● **Selected passage**:
Written evidence from the Association
of Train Operating Companies (ATOC) (TE 115)
As you know, ATOC represents the views of train operating
companies. I am grateful to you for the chance to submit views
in the light of this week's Spending Review which, from a rail
perspective, might aid your current inquiry.
We believe that rail plays an essential role in driving
sustainable economic growth. Our ambition, with our partners in
the industry, is to increase rail's significant contribution to
Britain's economic, social and environmental welfare. In the document
Planning Ahead 2010[318],
published in August jointly by ATOC, Network Rail and the Rail
Freight Operators Association, we set out how rail can do this
together with our priorities over the medium and long terms to
achieve that.
We very much endorse the opening premises in the
inquiry terms of reference, that a good transport system is a
pre-condition of the long-term economic growth required to drive
the UK's economic recovery, and that at a time of major public
expenditure cut-backs, it is vital that every pound is invested
to greatest effect. We also support the key recommendations of
the comprehensive 2006 Eddington study into transport and the
economy:
- Government should focus policy and investment
on improving existing networks in places important to our economic
success.
- The key strategic economic priorities for transport
policy over the next 20 years are congested growing cities[319],
key inter-urban corridors and international gateways.
- There needs to be a sophisticated policy mix,
including getting prices right across modes, better use of existing
networks and sustained investment (including smaller schemes[320]).
- The policy process needs to be rigorous, focusing
on objectives and ensuring that spending is focused on the best
policies.
- The delivery system, such as the planning process,
needs to be made ready to meet future challenges.

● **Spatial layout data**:

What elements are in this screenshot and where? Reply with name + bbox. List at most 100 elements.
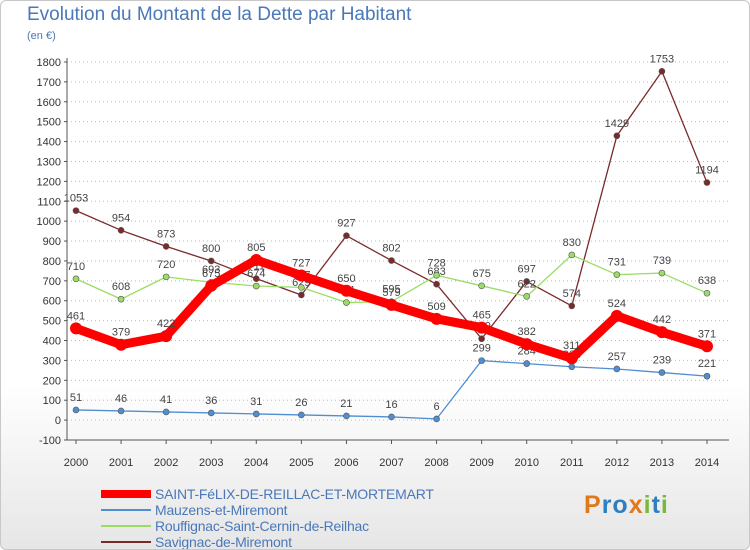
y-tick-label: 800 (43, 256, 61, 268)
data-label: 579 (382, 287, 400, 299)
data-label: 36 (205, 395, 217, 407)
data-label: 26 (295, 397, 307, 409)
data-point (523, 360, 531, 367)
data-point (252, 282, 260, 290)
data-point (388, 413, 395, 421)
x-tick-labels: 2000 2001 2002 2003 2004 2005 2006 2007 2008 2009… (64, 440, 719, 469)
data-label: 465 (472, 310, 490, 322)
data-label: 311 (563, 340, 581, 352)
legend-swatch (101, 490, 151, 498)
data-point (298, 291, 305, 299)
data-point (658, 68, 666, 75)
data-point (433, 415, 440, 423)
series-3: 1053954873800711629927802683409697574142… (64, 53, 719, 343)
data-point (658, 269, 666, 277)
data-label: 509 (427, 301, 445, 313)
data-label: 954 (112, 212, 130, 224)
data-label: 622 (518, 278, 536, 290)
data-label: 731 (608, 257, 626, 269)
y-tick-label: 1100 (37, 196, 61, 208)
data-label: 379 (112, 327, 130, 339)
y-tick-label: 1600 (37, 97, 61, 109)
data-label: 461 (67, 310, 85, 322)
data-point (655, 326, 668, 339)
data-label: 1194 (695, 165, 719, 177)
data-label: 830 (563, 237, 581, 249)
data-label: 697 (518, 263, 536, 275)
data-label: 221 (698, 358, 716, 370)
legend-label: Rouffignac-Saint-Cernin-de-Reilhac (155, 518, 369, 534)
data-label: 727 (292, 257, 310, 269)
x-tick-label: 2011 (560, 457, 584, 469)
data-point (207, 409, 215, 417)
data-point (701, 340, 713, 353)
data-point (568, 363, 576, 371)
data-label: 442 (653, 314, 671, 326)
y-tick-label: 600 (43, 296, 61, 308)
data-label: 608 (112, 281, 130, 293)
data-label: 46 (115, 393, 127, 405)
data-point (478, 282, 485, 290)
data-label: 693 (202, 264, 220, 276)
data-label: 524 (608, 298, 626, 310)
data-point (295, 269, 308, 282)
y-tick-label: 1700 (37, 77, 61, 89)
data-label: 257 (608, 351, 626, 363)
x-tick-label: 2003 (199, 457, 223, 469)
data-point (162, 273, 170, 281)
data-point (162, 243, 170, 250)
data-point (613, 365, 621, 373)
data-label: 371 (698, 328, 716, 340)
x-tick-label: 2006 (334, 457, 358, 469)
data-point (162, 408, 170, 416)
data-label: 675 (472, 268, 490, 280)
data-point (340, 284, 353, 297)
legend-swatch (101, 525, 151, 527)
data-label: 6 (434, 401, 440, 413)
data-label: 31 (250, 396, 262, 408)
data-label: 1753 (650, 53, 674, 65)
data-point (610, 309, 623, 322)
data-label: 675 (202, 268, 220, 280)
data-label: 299 (472, 343, 490, 355)
x-tick-label: 2013 (650, 457, 674, 469)
x-tick-label: 2014 (695, 457, 719, 469)
data-label: 595 (382, 284, 400, 296)
data-label: 873 (157, 228, 175, 240)
y-tick-label: 1000 (37, 216, 61, 228)
x-tick-label: 2010 (514, 457, 538, 469)
x-tick-label: 2001 (109, 457, 133, 469)
x-tick-label: 2007 (379, 457, 403, 469)
y-tick-label: 100 (43, 395, 61, 407)
data-point (117, 407, 125, 415)
x-tick-label: 2005 (289, 457, 313, 469)
data-point (433, 271, 440, 279)
data-point (298, 411, 305, 419)
data-label: 21 (340, 398, 352, 410)
data-point (523, 278, 531, 285)
data-point (613, 132, 621, 140)
data-label: 800 (202, 243, 220, 255)
series-1: 51464136312621166299284268257239221 (70, 343, 716, 423)
y-tick-label: 200 (43, 375, 61, 387)
y-tick-label: 0 (55, 415, 61, 427)
y-tick-label: 700 (43, 276, 61, 288)
data-point (207, 257, 215, 265)
data-label: 674 (247, 268, 265, 280)
data-label: 739 (653, 255, 671, 267)
data-point (160, 330, 173, 343)
y-tick-label: 1500 (37, 117, 61, 129)
y-tick-label: 1300 (37, 156, 61, 168)
y-tick-label: 1200 (37, 176, 61, 188)
data-point (117, 295, 125, 303)
proxiti-logo: Proxiti (584, 491, 669, 519)
chart-unit-label: (en €) (27, 30, 56, 42)
data-label: 51 (70, 392, 82, 404)
data-point (478, 335, 485, 343)
data-point (72, 406, 80, 414)
data-point (658, 369, 666, 376)
y-tick-label: -100 (39, 435, 61, 447)
data-point (703, 179, 711, 186)
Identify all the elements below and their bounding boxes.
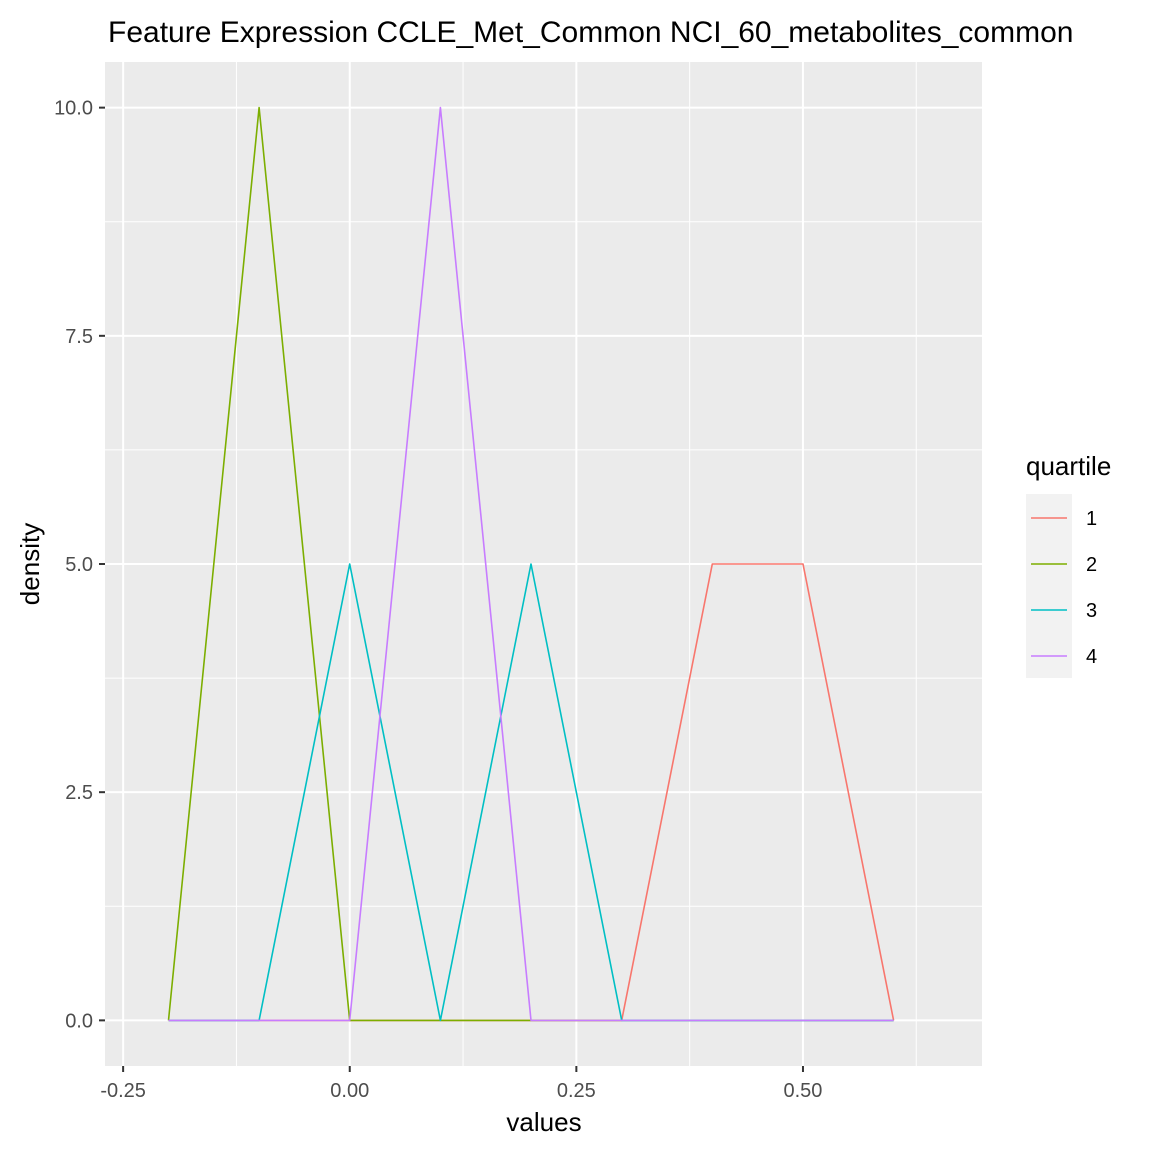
y-tick-label: 0.0 [65,1010,93,1032]
x-axis: -0.25 0.00 0.25 0.50 [100,1066,822,1102]
x-tick-label: 0.50 [784,1080,823,1102]
y-axis: 0.0 2.5 5.0 7.5 10.0 [54,98,105,1032]
legend: quartile 1 2 3 4 [1026,451,1111,678]
chart-title: Feature Expression CCLE_Met_Common NCI_6… [108,16,1073,49]
x-tick-label: 0.00 [330,1080,369,1102]
series-lines [167,106,895,1022]
series-line-4 [168,106,894,1022]
legend-key-background [1026,494,1072,678]
y-tick-label: 7.5 [65,326,93,348]
y-tick-label: 2.5 [65,782,93,804]
legend-items: 1 2 3 4 [1031,508,1097,668]
y-tick-label: 5.0 [65,554,93,576]
legend-label: 1 [1086,508,1097,530]
legend-label: 2 [1086,554,1097,576]
y-axis-title: density [15,523,45,605]
legend-title: quartile [1026,451,1111,481]
x-tick-label: -0.25 [100,1080,146,1102]
x-axis-title: values [506,1107,581,1137]
y-tick-label: 10.0 [54,98,93,120]
legend-label: 3 [1086,600,1097,622]
x-tick-label: 0.25 [557,1080,596,1102]
legend-label: 4 [1086,646,1097,668]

● **Tasks and exercises**:
A) According to the ATOC evidence on rail and economic growth, which organizations jointly published Planning Ahead 2010?
B) Pick up the ATOC evidence on rail and economic growth after its last line and continue it in the same voice.

● **Solved problems**:
A) ATOC, Network Rail and the Rail Freight Operators Association published it jointly.

B)
We believe the findings of the Eddington study remain
highly relevant and appropriate in 2010. Over the next 25 years,
the railways will need to provide capacity to accommodate twice
as many passengers as today: sustained public and private investment
is essential if we are to do this while providing attractive services.
The recent economic recession has had an impact on demand, but
in every quarter demand has grown in at least one part of the
rail market (whether commuting, regional or long-distance): stronger
demand during 2010 in all sectors has underpinned overall growth
at levels not seen since before the recession (see figure 1).
The pressure on public spending also underlines the
Eddington priority on ensuring that transport spending is focused
on the best policies: this is particularly important for our sector,
given that half the costs of the railways are currently met by
the taxpayer. We believe there are two important dimensions to
this:
- getting the most out of the current investment
programme
Sustained investment in maintaining and renewing
the network is a key priority (planned to be over £15 billion
in the current control period, CP4): failure to do so adequately
is a false economy and ends up being more costly in the long run,
although Network Rail must achieve or better its efficiency goals
in carrying out this work. Within the significant network enhancement
programme in CP4, particular priority should be given to schemes
which improve line speed (and so help generate revenue) and reduce
overcrowding (and so help our centres of economic activity), while
reviewing how other schemes are delivered to see if they can be
done more cheaply. In terms of rolling stock, there is likely
still to be a strong case for proceeding with at least some of
the vehicles yet to be ordered in the DfT's "HLOS 1300"
programme, given the ongoing level of passenger demand.
- promoting better value for money in rail through
wider industry reform
This area is currently being review by Sir Roy McNulty,
and in our view there are two major areas of opportunity. Moving
to longer, smarter franchises, combined with closer alignment
of track and train (for example, by devolving more authority and
resource to Network Rail route directors working in stronger partnership
with train operators[321]),
has the potential to achieve a number of things. It improves the
prospects for attracting private investment into the railways,
and by promoting a more customer-focused and commercial railway,
drives both greater cost-efficiency and improved focus on projects
which deliver passenger and revenue benefits.
In the recent Spending Review, the Chancellor gave
welcome recognition to the need to invest in the nation's infrastructure.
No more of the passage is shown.